WRITTEN REQUEST
Locate the string "rutinos" throughout the material and copy every line in which it occurs.
───── EXTRACTED INFORMATION ─────
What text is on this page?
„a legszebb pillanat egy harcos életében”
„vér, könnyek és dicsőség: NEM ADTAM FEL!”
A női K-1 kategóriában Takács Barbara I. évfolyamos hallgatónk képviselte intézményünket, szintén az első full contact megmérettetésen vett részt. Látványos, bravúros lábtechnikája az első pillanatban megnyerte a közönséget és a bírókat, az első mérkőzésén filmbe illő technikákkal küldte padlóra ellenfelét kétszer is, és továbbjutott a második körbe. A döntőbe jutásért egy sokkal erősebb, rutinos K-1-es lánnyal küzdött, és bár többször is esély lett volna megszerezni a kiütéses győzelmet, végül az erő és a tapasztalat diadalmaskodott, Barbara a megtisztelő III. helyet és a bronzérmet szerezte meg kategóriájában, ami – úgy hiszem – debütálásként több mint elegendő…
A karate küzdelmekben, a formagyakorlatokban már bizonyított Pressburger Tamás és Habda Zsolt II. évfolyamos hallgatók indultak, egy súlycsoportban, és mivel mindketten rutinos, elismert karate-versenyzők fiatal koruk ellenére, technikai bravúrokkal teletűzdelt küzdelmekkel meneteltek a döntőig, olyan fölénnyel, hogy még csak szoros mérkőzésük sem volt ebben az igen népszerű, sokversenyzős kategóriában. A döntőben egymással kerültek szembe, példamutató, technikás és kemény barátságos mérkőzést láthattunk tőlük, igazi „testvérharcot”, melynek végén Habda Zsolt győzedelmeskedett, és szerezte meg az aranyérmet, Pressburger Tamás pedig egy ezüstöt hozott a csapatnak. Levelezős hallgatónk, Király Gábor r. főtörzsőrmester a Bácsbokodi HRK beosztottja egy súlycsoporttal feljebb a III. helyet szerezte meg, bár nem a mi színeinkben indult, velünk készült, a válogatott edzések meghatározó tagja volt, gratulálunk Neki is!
─────
RESULT OF THIS EXERCISE
A női K-1 kategóriában Takács Barbara I. évfolyamos hallgatónk képviselte intézményünket, szintén az első full contact megmérettetésen vett részt. Látványos, bravúros lábtechnikája az első pillanatban megnyerte a közönséget és a bírókat, az első mérkőzésén filmbe illő technikákkal küldte padlóra ellenfelét kétszer is, és továbbjutott a második körbe. A döntőbe jutásért egy sokkal erősebb, rutinos K-1-es lánnyal küzdött, és bár többször is esély lett volna megszerezni a kiütéses győzelmet, végül az erő és a tapasztalat diadalmaskodott, Barbara a megtisztelő III. helyet és a bronzérmet szerezte meg kategóriájában, ami – úgy hiszem – debütálásként több mint elegendő…
A karate küzdelmekben, a formagyakorlatokban már bizonyított Pressburger Tamás és Habda Zsolt II. évfolyamos hallgatók indultak, egy súlycsoportban, és mivel mindketten rutinos, elismert karate-versenyzők fiatal koruk ellenére, technikai bravúrokkal teletűzdelt küzdelmekkel meneteltek a döntőig, olyan fölénnyel, hogy még csak szoros mérkőzésük sem volt ebben az igen népszerű, sokversenyzős kategóriában. A döntőben egymással kerültek szembe, példamutató, technikás és kemény barátságos mérkőzést láthattunk tőlük, igazi „testvérharcot”, melynek végén Habda Zsolt győzedelmeskedett, és szerezte meg az aranyérmet, Pressburger Tamás pedig egy ezüstöt hozott a csapatnak. Levelezős hallgatónk, Király Gábor r. főtörzsőrmester a Bácsbokodi HRK beosztottja egy súlycsoporttal feljebb a III. helyet szerezte meg, bár nem a mi színeinkben indult, velünk készült, a válogatott edzések meghatározó tagja volt, gratulálunk Neki is!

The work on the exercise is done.